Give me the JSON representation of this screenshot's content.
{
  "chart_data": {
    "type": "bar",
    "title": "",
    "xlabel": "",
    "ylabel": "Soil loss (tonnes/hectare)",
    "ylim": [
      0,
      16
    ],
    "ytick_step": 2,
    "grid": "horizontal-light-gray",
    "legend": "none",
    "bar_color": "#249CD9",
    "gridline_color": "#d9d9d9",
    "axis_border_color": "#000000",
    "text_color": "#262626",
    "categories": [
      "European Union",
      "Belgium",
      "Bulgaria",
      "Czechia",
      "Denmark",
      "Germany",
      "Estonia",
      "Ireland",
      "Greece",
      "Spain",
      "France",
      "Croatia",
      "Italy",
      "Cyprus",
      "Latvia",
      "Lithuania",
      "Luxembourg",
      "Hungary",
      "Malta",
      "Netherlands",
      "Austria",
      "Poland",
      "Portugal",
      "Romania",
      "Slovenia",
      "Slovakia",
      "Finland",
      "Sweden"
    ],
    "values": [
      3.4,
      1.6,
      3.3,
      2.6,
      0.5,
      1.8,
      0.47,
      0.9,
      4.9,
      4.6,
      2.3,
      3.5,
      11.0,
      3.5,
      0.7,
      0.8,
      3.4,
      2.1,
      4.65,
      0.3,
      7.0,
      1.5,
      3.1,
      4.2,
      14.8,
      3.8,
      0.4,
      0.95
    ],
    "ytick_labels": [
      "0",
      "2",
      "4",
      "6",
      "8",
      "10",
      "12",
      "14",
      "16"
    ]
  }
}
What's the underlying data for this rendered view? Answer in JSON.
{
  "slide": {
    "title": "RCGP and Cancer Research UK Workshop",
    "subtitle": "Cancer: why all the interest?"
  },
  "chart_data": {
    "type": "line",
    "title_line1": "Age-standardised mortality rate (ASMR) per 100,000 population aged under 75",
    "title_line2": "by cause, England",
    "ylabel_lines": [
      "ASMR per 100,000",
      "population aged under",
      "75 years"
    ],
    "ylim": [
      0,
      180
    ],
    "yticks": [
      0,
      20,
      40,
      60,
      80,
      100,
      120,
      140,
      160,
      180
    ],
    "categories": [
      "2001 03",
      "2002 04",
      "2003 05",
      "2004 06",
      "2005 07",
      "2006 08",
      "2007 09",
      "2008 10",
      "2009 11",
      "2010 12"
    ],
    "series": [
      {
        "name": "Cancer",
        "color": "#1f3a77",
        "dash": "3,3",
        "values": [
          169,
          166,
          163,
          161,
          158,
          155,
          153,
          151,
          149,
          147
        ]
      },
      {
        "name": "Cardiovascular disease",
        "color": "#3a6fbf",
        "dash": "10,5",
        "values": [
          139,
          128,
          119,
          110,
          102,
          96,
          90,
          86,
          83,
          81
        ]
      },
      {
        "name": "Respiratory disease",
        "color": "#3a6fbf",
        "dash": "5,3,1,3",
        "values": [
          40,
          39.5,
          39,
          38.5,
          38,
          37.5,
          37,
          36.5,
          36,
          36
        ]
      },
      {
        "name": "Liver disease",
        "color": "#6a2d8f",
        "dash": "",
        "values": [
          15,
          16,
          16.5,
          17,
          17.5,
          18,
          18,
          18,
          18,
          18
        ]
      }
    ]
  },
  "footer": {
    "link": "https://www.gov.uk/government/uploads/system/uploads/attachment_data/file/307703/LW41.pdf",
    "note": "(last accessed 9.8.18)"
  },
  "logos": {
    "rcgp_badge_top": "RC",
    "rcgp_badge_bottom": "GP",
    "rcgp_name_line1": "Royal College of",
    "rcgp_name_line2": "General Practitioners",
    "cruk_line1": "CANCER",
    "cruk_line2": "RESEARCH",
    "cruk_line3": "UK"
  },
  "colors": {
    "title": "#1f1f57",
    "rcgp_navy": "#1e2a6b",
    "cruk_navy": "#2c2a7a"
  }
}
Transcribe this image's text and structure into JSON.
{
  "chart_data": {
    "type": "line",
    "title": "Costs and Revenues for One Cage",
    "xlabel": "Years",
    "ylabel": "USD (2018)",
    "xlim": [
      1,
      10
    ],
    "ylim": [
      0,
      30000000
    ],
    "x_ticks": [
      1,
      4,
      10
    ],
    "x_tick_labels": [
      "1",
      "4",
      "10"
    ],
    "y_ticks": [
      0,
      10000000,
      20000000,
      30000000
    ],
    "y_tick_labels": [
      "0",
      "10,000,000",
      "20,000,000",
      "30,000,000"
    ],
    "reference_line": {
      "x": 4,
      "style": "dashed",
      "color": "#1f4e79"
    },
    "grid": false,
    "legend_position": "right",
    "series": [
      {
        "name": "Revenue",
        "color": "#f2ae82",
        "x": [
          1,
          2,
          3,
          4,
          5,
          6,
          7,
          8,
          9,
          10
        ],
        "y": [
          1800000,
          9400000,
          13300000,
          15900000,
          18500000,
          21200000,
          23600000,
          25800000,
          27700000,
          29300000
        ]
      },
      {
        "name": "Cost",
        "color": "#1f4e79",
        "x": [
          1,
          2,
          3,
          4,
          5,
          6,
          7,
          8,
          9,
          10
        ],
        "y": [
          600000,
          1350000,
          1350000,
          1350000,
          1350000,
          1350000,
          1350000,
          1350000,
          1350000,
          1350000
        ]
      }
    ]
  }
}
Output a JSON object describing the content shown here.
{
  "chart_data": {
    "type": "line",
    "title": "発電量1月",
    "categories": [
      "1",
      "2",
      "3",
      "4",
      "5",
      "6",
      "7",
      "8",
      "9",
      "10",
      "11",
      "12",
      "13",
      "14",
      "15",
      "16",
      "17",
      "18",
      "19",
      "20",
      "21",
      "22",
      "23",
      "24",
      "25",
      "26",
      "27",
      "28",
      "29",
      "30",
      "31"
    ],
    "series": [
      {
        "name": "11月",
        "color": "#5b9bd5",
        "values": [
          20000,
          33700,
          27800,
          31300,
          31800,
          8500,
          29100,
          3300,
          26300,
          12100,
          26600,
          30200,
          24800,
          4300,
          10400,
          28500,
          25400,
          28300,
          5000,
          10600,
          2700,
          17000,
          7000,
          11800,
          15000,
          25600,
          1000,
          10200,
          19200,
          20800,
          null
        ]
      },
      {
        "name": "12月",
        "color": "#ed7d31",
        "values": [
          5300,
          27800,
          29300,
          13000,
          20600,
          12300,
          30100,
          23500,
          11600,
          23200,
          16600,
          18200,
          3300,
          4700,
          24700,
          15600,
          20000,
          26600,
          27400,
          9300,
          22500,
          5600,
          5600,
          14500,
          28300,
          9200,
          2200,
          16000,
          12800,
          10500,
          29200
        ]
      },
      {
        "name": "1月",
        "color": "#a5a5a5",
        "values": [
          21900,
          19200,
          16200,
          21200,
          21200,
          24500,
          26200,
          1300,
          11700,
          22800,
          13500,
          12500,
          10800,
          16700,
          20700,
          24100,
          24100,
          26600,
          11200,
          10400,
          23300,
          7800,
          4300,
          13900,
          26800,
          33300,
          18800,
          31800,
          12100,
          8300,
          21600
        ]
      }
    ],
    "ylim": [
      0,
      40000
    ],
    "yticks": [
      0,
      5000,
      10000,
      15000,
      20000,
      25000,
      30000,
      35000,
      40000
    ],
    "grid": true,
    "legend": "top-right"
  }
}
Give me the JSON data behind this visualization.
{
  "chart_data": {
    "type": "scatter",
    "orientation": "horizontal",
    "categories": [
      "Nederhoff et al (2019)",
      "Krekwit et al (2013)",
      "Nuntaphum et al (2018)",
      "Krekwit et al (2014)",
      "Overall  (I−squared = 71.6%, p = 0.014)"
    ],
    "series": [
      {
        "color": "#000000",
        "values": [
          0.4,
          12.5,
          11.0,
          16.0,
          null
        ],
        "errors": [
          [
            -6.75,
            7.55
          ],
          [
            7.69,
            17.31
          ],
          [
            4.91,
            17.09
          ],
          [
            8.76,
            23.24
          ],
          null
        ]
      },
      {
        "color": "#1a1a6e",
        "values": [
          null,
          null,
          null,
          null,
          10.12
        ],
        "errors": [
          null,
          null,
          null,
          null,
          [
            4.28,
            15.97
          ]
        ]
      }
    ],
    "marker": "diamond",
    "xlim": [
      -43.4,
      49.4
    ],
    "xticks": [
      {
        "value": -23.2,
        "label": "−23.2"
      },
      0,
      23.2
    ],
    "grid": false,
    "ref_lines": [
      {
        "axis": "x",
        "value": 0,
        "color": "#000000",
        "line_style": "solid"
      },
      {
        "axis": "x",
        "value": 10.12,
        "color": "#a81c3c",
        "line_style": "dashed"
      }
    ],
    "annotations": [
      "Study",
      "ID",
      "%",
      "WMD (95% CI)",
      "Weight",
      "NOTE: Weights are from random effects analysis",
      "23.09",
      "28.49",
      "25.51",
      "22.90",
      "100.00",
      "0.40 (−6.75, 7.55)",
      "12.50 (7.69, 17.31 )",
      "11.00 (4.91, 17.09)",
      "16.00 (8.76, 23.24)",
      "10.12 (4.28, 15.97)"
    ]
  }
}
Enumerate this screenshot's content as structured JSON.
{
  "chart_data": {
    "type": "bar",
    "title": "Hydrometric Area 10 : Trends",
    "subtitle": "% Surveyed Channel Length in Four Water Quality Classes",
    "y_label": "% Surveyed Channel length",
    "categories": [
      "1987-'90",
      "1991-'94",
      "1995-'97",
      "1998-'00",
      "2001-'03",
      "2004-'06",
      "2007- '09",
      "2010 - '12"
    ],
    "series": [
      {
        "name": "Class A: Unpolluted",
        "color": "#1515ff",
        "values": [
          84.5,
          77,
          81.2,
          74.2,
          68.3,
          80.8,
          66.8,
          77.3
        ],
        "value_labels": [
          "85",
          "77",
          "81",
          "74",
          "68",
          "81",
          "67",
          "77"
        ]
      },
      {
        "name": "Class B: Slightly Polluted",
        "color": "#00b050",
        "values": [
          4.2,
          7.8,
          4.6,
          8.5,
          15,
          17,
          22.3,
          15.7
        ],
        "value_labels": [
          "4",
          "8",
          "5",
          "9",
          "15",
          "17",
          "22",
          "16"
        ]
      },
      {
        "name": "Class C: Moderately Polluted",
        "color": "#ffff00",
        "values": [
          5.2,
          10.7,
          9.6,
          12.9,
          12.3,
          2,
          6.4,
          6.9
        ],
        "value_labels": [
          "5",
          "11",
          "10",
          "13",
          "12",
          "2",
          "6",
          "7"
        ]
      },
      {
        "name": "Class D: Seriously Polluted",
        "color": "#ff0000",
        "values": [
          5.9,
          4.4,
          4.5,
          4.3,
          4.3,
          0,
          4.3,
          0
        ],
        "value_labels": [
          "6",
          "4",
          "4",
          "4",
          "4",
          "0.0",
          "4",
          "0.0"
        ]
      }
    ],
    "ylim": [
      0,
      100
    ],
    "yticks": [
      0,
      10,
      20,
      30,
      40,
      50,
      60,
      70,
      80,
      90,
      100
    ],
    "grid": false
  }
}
******************************
_Work to do_:
Only the number is wanted: how many lines contain the string "Krekwit"?

_Answer below_:
2